* BEGIN *

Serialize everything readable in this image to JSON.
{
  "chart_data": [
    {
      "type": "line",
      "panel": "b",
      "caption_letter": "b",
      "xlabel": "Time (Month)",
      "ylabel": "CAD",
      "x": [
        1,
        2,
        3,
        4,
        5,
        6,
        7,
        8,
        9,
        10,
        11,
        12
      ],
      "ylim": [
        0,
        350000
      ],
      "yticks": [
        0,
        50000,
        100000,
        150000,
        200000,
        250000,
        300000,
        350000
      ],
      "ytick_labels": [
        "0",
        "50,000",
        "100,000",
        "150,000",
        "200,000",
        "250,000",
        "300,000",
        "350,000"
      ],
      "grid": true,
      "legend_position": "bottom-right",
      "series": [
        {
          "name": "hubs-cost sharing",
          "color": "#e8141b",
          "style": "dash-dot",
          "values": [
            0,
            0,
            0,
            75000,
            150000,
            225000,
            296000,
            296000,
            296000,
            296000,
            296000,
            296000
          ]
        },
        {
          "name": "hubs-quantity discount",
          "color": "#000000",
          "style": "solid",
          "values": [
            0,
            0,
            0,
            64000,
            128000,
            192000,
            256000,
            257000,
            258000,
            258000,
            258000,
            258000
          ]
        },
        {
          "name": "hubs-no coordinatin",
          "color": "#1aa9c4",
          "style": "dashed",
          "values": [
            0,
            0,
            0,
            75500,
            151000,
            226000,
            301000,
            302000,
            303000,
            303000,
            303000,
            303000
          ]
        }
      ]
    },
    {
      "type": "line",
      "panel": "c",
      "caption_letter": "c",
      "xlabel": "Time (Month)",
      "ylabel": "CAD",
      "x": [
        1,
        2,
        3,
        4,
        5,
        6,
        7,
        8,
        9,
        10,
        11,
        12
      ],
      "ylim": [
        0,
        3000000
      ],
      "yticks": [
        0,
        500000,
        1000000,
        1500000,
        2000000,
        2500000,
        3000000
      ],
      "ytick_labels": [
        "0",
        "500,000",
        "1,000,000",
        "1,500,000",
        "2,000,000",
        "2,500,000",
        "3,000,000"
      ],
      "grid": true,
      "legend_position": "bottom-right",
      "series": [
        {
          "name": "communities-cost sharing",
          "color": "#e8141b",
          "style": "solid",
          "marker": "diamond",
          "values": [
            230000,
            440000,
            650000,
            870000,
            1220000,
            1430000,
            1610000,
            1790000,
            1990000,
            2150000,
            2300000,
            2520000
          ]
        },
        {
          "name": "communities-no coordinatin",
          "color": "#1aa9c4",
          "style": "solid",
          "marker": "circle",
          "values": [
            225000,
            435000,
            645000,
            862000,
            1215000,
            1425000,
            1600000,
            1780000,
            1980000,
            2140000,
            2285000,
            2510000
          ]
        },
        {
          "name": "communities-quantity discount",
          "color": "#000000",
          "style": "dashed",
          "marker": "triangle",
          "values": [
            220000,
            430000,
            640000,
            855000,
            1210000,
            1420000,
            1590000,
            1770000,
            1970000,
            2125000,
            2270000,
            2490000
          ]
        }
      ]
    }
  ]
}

* END *

▶ Stated exercise
Each entry must be reproduced verbatim.

▶ Full solution
Serialize everything readable in this image to JSON.
{
  "chart_data": [
    {
      "type": "line",
      "panel": "b",
      "caption_letter": "b",
      "xlabel": "Time (Month)",
      "ylabel": "CAD",
      "x": [
        1,
        2,
        3,
        4,
        5,
        6,
        7,
        8,
        9,
        10,
        11,
        12
      ],
      "ylim": [
        0,
        350000
      ],
      "yticks": [
        0,
        50000,
        100000,
        150000,
        200000,
        250000,
        300000,
        350000
      ],
      "ytick_labels": [
        "0",
        "50,000",
        "100,000",
        "150,000",
        "200,000",
        "250,000",
        "300,000",
        "350,000"
      ],
      "grid": true,
      "legend_position": "bottom-right",
      "series": [
        {
          "name": "hubs-cost sharing",
          "color": "#e8141b",
          "style": "dash-dot",
          "values": [
            0,
            0,
            0,
            75000,
            150000,
            225000,
            296000,
            296000,
            296000,
            296000,
            296000,
            296000
          ]
        },
        {
          "name": "hubs-quantity discount",
          "color": "#000000",
          "style": "solid",
          "values": [
            0,
            0,
            0,
            64000,
            128000,
            192000,
            256000,
            257000,
            258000,
            258000,
            258000,
            258000
          ]
        },
        {
          "name": "hubs-no coordinatin",
          "color": "#1aa9c4",
          "style": "dashed",
          "values": [
            0,
            0,
            0,
            75500,
            151000,
            226000,
            301000,
            302000,
            303000,
            303000,
            303000,
            303000
          ]
        }
      ]
    },
    {
      "type": "line",
      "panel": "c",
      "caption_letter": "c",
      "xlabel": "Time (Month)",
      "ylabel": "CAD",
      "x": [
        1,
        2,
        3,
        4,
        5,
        6,
        7,
        8,
        9,
        10,
        11,
        12
      ],
      "ylim": [
        0,
        3000000
      ],
      "yticks": [
        0,
        500000,
        1000000,
        1500000,
        2000000,
        2500000,
        3000000
      ],
      "ytick_labels": [
        "0",
        "500,000",
        "1,000,000",
        "1,500,000",
        "2,000,000",
        "2,500,000",
        "3,000,000"
      ],
      "grid": true,
      "legend_position": "bottom-right",
      "series": [
        {
          "name": "communities-cost sharing",
          "color": "#e8141b",
          "style": "solid",
          "marker": "diamond",
          "values": [
            230000,
            440000,
            650000,
            870000,
            1220000,
            1430000,
            1610000,
            1790000,
            1990000,
            2150000,
            2300000,
            2520000
          ]
        },
        {
          "name": "communities-no coordinatin",
          "color": "#1aa9c4",
          "style": "solid",
          "marker": "circle",
          "values": [
            225000,
            435000,
            645000,
            862000,
            1215000,
            1425000,
            1600000,
            1780000,
            1980000,
            2140000,
            2285000,
            2510000
          ]
        },
        {
          "name": "communities-quantity discount",
          "color": "#000000",
          "style": "dashed",
          "marker": "triangle",
          "values": [
            220000,
            430000,
            640000,
            855000,
            1210000,
            1420000,
            1590000,
            1770000,
            1970000,
            2125000,
            2270000,
            2490000
          ]
        }
      ]
    }
  ]
}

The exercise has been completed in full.